***** Data supplied

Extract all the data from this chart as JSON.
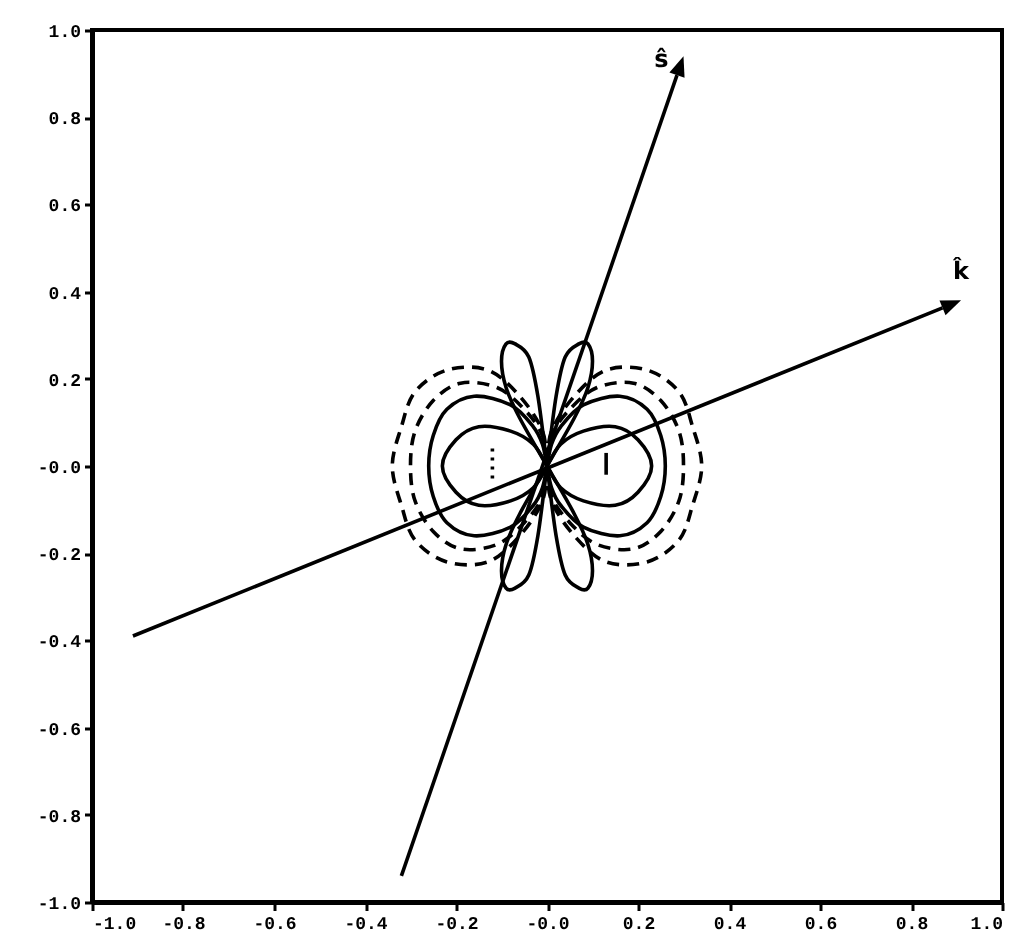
{
  "chart_data": {
    "type": "line",
    "xlim": [
      -1,
      1
    ],
    "ylim": [
      -1,
      1
    ],
    "xticks": [
      {
        "value": -1,
        "label": "-1.0"
      },
      {
        "value": -0.8,
        "label": "-0.8"
      },
      {
        "value": -0.6,
        "label": "-0.6"
      },
      {
        "value": -0.4,
        "label": "-0.4"
      },
      {
        "value": -0.2,
        "label": "-0.2"
      },
      {
        "value": 0,
        "label": "-0.0"
      },
      {
        "value": 0.2,
        "label": "0.2"
      },
      {
        "value": 0.4,
        "label": "0.4"
      },
      {
        "value": 0.6,
        "label": "0.6"
      },
      {
        "value": 0.8,
        "label": "0.8"
      },
      {
        "value": 1,
        "label": "1.0"
      }
    ],
    "yticks": [
      {
        "value": -1,
        "label": "-1.0"
      },
      {
        "value": -0.8,
        "label": "-0.8"
      },
      {
        "value": -0.6,
        "label": "-0.6"
      },
      {
        "value": -0.4,
        "label": "-0.4"
      },
      {
        "value": -0.2,
        "label": "-0.2"
      },
      {
        "value": 0,
        "label": "-0.0"
      },
      {
        "value": 0.2,
        "label": "0.2"
      },
      {
        "value": 0.4,
        "label": "0.4"
      },
      {
        "value": 0.6,
        "label": "0.6"
      },
      {
        "value": 0.8,
        "label": "0.8"
      },
      {
        "value": 1,
        "label": "1.0"
      }
    ],
    "grid": false,
    "annotations": [
      "ŝ",
      "k̂"
    ]
  }
}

**********

What the task asks: Output every entry verbatim. Pictures do not belong in the copy.

Reply:
Extract all the data from this chart as JSON.
{
  "chart_data": {
    "type": "line",
    "xlim": [
      -1,
      1
    ],
    "ylim": [
      -1,
      1
    ],
    "xticks": [
      {
        "value": -1,
        "label": "-1.0"
      },
      {
        "value": -0.8,
        "label": "-0.8"
      },
      {
        "value": -0.6,
        "label": "-0.6"
      },
      {
        "value": -0.4,
        "label": "-0.4"
      },
      {
        "value": -0.2,
        "label": "-0.2"
      },
      {
        "value": 0,
        "label": "-0.0"
      },
      {
        "value": 0.2,
        "label": "0.2"
      },
      {
        "value": 0.4,
        "label": "0.4"
      },
      {
        "value": 0.6,
        "label": "0.6"
      },
      {
        "value": 0.8,
        "label": "0.8"
      },
      {
        "value": 1,
        "label": "1.0"
      }
    ],
    "yticks": [
      {
        "value": -1,
        "label": "-1.0"
      },
      {
        "value": -0.8,
        "label": "-0.8"
      },
      {
        "value": -0.6,
        "label": "-0.6"
      },
      {
        "value": -0.4,
        "label": "-0.4"
      },
      {
        "value": -0.2,
        "label": "-0.2"
      },
      {
        "value": 0,
        "label": "-0.0"
      },
      {
        "value": 0.2,
        "label": "0.2"
      },
      {
        "value": 0.4,
        "label": "0.4"
      },
      {
        "value": 0.6,
        "label": "0.6"
      },
      {
        "value": 0.8,
        "label": "0.8"
      },
      {
        "value": 1,
        "label": "1.0"
      }
    ],
    "grid": false,
    "annotations": [
      "ŝ",
      "k̂"
    ]
  }
}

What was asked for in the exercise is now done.